WHAT THIS TASK INVOLVES: Lines containing the string "label" are to be collected in full.

Stored items from a collection:
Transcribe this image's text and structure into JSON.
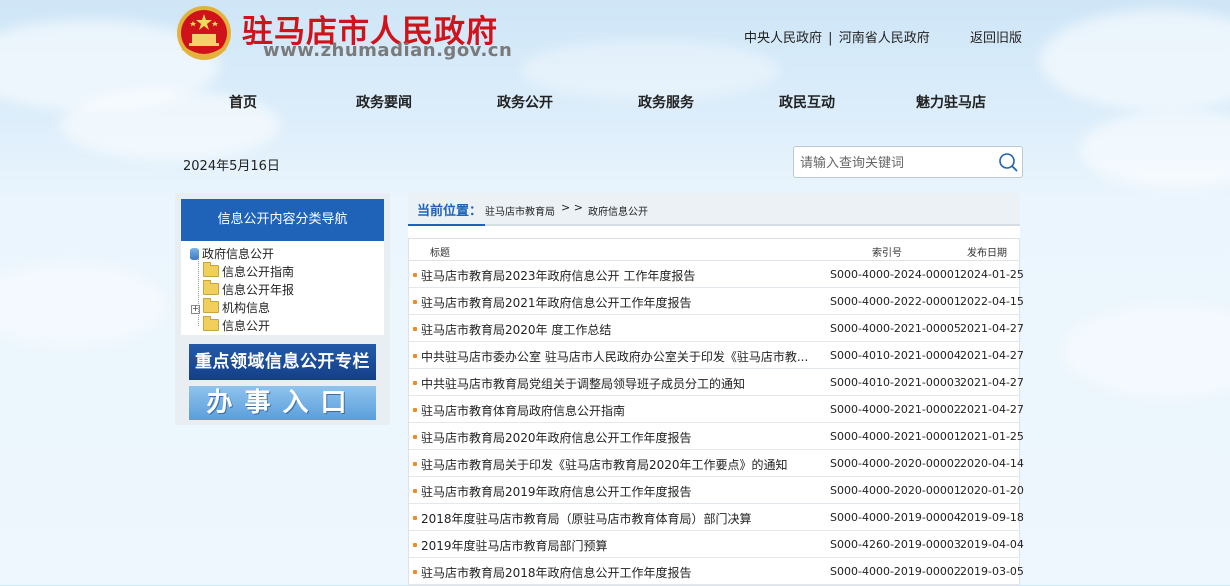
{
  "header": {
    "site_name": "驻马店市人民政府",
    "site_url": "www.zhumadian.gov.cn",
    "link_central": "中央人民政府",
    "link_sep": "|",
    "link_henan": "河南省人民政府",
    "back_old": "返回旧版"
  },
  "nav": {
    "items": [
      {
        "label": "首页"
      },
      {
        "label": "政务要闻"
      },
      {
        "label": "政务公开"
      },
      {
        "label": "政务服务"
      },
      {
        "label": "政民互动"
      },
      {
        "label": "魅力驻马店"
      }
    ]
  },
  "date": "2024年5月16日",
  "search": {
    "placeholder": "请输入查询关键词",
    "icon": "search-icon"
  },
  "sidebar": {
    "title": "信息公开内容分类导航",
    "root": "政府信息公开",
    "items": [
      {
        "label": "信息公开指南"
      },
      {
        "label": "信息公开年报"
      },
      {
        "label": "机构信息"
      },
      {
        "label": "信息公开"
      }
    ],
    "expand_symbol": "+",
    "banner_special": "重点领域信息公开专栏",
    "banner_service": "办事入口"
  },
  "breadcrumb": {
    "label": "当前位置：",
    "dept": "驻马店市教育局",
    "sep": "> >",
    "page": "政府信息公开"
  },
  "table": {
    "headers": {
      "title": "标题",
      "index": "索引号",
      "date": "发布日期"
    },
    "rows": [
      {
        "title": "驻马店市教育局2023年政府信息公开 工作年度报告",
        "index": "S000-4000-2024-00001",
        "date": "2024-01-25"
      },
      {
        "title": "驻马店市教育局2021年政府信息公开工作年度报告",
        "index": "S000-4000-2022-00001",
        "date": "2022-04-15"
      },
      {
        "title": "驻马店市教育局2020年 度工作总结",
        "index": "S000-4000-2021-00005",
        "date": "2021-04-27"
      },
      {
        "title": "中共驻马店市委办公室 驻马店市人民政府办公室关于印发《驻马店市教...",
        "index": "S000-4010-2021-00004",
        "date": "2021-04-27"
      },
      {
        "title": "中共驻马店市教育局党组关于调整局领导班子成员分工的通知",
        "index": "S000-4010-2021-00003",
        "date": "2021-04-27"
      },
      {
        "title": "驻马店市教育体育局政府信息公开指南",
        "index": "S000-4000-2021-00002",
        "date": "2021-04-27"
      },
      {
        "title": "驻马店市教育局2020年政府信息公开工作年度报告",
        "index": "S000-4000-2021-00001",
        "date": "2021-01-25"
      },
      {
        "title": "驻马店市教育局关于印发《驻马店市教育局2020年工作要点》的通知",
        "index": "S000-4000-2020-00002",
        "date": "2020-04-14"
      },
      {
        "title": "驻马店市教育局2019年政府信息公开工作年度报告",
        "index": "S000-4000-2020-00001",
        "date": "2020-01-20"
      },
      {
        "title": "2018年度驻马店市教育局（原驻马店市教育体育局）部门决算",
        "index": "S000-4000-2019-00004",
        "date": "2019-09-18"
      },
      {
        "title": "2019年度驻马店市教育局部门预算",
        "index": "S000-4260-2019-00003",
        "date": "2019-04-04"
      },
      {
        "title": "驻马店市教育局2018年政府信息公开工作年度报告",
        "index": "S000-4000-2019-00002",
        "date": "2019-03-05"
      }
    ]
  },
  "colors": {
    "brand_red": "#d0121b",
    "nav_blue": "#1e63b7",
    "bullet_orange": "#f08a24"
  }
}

...

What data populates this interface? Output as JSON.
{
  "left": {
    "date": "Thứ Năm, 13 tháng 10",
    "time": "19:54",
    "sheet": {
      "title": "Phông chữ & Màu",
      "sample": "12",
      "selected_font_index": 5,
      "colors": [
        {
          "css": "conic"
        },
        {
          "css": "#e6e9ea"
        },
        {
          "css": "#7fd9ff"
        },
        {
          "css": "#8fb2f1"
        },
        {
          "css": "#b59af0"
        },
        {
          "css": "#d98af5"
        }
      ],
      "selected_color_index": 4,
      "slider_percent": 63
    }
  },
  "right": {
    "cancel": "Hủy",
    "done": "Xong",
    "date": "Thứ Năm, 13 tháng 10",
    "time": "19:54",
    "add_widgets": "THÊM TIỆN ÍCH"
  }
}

RESULT FOR THIS EXERCISE:
        "label": "首页"
        "label": "政务要闻"
        "label": "政务公开"
        "label": "政务服务"
        "label": "政民互动"
        "label": "魅力驻马店"
        "label": "信息公开指南"
        "label": "信息公开年报"
        "label": "机构信息"
        "label": "信息公开"
    "label": "当前位置：",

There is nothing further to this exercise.